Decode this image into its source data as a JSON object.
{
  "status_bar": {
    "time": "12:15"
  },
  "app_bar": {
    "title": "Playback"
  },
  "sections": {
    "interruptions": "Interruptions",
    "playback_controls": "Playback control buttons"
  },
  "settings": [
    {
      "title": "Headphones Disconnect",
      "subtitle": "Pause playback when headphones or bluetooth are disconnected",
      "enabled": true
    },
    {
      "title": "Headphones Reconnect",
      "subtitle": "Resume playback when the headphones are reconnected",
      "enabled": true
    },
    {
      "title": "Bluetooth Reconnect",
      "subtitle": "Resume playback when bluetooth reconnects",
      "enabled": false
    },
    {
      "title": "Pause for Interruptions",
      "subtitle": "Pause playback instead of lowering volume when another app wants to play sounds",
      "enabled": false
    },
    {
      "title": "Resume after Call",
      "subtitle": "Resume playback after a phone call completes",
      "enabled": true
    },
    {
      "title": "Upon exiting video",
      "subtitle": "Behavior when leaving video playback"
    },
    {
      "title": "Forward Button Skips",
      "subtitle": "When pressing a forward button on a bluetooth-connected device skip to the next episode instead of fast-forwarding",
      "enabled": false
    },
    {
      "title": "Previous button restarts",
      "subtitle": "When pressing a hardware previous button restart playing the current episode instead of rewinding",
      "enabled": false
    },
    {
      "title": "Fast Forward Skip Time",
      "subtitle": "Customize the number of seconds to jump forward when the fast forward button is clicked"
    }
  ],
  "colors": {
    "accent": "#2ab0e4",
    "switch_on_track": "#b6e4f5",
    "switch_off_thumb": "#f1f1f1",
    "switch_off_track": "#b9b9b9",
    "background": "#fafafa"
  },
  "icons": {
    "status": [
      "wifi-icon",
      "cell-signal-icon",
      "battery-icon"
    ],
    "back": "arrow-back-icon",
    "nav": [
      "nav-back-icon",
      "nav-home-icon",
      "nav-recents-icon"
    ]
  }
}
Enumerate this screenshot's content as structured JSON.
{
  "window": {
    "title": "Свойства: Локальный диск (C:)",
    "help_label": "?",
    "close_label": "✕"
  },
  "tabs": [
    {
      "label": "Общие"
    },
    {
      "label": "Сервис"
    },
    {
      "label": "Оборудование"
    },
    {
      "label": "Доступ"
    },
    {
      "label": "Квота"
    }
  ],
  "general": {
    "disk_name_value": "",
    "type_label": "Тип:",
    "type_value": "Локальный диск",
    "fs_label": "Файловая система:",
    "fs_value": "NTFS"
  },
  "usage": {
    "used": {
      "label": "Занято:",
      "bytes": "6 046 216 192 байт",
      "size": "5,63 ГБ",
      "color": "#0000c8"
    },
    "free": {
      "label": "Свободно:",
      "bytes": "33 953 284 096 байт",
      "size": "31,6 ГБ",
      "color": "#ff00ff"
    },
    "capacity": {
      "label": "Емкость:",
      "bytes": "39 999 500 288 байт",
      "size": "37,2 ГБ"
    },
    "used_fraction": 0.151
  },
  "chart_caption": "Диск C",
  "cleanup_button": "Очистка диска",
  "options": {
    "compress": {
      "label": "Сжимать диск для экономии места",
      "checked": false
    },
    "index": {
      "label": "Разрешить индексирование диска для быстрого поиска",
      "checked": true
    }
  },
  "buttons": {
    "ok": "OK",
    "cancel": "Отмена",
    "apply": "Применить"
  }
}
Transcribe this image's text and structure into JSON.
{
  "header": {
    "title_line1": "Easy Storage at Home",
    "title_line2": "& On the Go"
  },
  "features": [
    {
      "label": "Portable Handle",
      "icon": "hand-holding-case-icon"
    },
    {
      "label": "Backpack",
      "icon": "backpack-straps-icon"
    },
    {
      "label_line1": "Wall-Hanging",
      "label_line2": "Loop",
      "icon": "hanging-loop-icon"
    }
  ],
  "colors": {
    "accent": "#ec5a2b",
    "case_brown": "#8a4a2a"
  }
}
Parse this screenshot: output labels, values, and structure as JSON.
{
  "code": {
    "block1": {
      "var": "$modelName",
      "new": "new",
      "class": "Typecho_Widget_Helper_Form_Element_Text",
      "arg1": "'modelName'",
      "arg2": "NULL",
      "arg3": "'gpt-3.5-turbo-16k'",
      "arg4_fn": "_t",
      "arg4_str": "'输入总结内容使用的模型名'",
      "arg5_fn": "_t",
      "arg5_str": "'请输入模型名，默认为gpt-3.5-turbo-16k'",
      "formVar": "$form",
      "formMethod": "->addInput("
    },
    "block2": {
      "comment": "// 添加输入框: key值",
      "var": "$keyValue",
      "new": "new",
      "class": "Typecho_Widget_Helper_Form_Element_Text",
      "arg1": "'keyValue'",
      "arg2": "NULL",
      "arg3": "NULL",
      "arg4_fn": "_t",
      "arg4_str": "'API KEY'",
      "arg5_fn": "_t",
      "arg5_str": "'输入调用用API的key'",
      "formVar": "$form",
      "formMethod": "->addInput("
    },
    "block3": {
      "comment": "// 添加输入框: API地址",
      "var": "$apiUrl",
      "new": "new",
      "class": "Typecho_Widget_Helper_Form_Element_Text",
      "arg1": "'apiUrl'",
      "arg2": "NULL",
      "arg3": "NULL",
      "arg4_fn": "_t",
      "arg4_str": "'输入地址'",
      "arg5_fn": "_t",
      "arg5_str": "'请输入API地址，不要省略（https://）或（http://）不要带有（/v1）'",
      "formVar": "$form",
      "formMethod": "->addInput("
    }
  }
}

■ Task details ■
Quote, without alteration, the final stretch of the entries: the line with "Parse this screenshot: output" onward to the last line.

■ Correct response ■
Parse this screenshot: output labels, values, and structure as JSON.
{
  "code": {
    "block1": {
      "var": "$modelName",
      "new": "new",
      "class": "Typecho_Widget_Helper_Form_Element_Text",
      "arg1": "'modelName'",
      "arg2": "NULL",
      "arg3": "'gpt-3.5-turbo-16k'",
      "arg4_fn": "_t",
      "arg4_str": "'输入总结内容使用的模型名'",
      "arg5_fn": "_t",
      "arg5_str": "'请输入模型名，默认为gpt-3.5-turbo-16k'",
      "formVar": "$form",
      "formMethod": "->addInput("
    },
    "block2": {
      "comment": "// 添加输入框: key值",
      "var": "$keyValue",
      "new": "new",
      "class": "Typecho_Widget_Helper_Form_Element_Text",
      "arg1": "'keyValue'",
      "arg2": "NULL",
      "arg3": "NULL",
      "arg4_fn": "_t",
      "arg4_str": "'API KEY'",
      "arg5_fn": "_t",
      "arg5_str": "'输入调用用API的key'",
      "formVar": "$form",
      "formMethod": "->addInput("
    },
    "block3": {
      "comment": "// 添加输入框: API地址",
      "var": "$apiUrl",
      "new": "new",
      "class": "Typecho_Widget_Helper_Form_Element_Text",
      "arg1": "'apiUrl'",
      "arg2": "NULL",
      "arg3": "NULL",
      "arg4_fn": "_t",
      "arg4_str": "'输入地址'",
      "arg5_fn": "_t",
      "arg5_str": "'请输入API地址，不要省略（https://）或（http://）不要带有（/v1）'",
      "formVar": "$form",
      "formMethod": "->addInput("
    }
  }
}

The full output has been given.